◆ **GIVEN TASK**
Would you transcribe all of the data exactly, down to the last character?

◆ **Records from a data collection**
▶

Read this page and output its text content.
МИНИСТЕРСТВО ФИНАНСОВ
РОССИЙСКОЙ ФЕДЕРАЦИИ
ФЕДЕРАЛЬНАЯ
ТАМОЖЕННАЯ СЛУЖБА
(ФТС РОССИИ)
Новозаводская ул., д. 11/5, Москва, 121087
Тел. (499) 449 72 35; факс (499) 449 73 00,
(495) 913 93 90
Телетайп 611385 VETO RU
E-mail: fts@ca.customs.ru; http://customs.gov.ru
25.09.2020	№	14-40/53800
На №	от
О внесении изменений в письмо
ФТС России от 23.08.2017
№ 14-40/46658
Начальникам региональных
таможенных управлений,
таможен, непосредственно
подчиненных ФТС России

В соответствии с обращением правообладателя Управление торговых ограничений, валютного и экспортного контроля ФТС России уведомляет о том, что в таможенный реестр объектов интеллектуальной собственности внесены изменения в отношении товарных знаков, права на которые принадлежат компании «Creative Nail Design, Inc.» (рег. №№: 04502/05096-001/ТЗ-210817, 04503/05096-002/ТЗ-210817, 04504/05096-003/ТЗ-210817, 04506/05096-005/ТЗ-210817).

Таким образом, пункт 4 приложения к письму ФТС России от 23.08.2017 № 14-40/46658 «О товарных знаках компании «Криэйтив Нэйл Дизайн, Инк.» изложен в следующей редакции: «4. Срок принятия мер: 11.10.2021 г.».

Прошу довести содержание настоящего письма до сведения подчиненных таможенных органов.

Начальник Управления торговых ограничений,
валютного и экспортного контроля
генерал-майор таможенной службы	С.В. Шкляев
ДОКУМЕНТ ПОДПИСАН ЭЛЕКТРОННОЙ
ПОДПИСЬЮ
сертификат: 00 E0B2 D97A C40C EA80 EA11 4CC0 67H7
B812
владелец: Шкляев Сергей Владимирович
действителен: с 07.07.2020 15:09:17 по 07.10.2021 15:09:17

◀

◆ **SOLUTION TO THIS PROBLEM**
Read this page and output its text content.
МИНИСТЕРСТВО ФИНАНСОВ
РОССИЙСКОЙ ФЕДЕРАЦИИ
ФЕДЕРАЛЬНАЯ
ТАМОЖЕННАЯ СЛУЖБА
(ФТС РОССИИ)
Новозаводская ул., д. 11/5, Москва, 121087
Тел. (499) 449 72 35; факс (499) 449 73 00,
(495) 913 93 90
Телетайп 611385 VETO RU
E-mail: fts@ca.customs.ru; http://customs.gov.ru
25.09.2020	№	14-40/53800
На №	от
О внесении изменений в письмо
ФТС России от 23.08.2017
№ 14-40/46658
Начальникам региональных
таможенных управлений,
таможен, непосредственно
подчиненных ФТС России

В соответствии с обращением правообладателя Управление торговых ограничений, валютного и экспортного контроля ФТС России уведомляет о том, что в таможенный реестр объектов интеллектуальной собственности внесены изменения в отношении товарных знаков, права на которые принадлежат компании «Creative Nail Design, Inc.» (рег. №№: 04502/05096-001/ТЗ-210817, 04503/05096-002/ТЗ-210817, 04504/05096-003/ТЗ-210817, 04506/05096-005/ТЗ-210817).

Таким образом, пункт 4 приложения к письму ФТС России от 23.08.2017 № 14-40/46658 «О товарных знаках компании «Криэйтив Нэйл Дизайн, Инк.» изложен в следующей редакции: «4. Срок принятия мер: 11.10.2021 г.».

Прошу довести содержание настоящего письма до сведения подчиненных таможенных органов.

Начальник Управления торговых ограничений,
валютного и экспортного контроля
генерал-майор таможенной службы	С.В. Шкляев
ДОКУМЕНТ ПОДПИСАН ЭЛЕКТРОННОЙ
ПОДПИСЬЮ
сертификат: 00 E0B2 D97A C40C EA80 EA11 4CC0 67H7
B812
владелец: Шкляев Сергей Владимирович
действителен: с 07.07.2020 15:09:17 по 07.10.2021 15:09:17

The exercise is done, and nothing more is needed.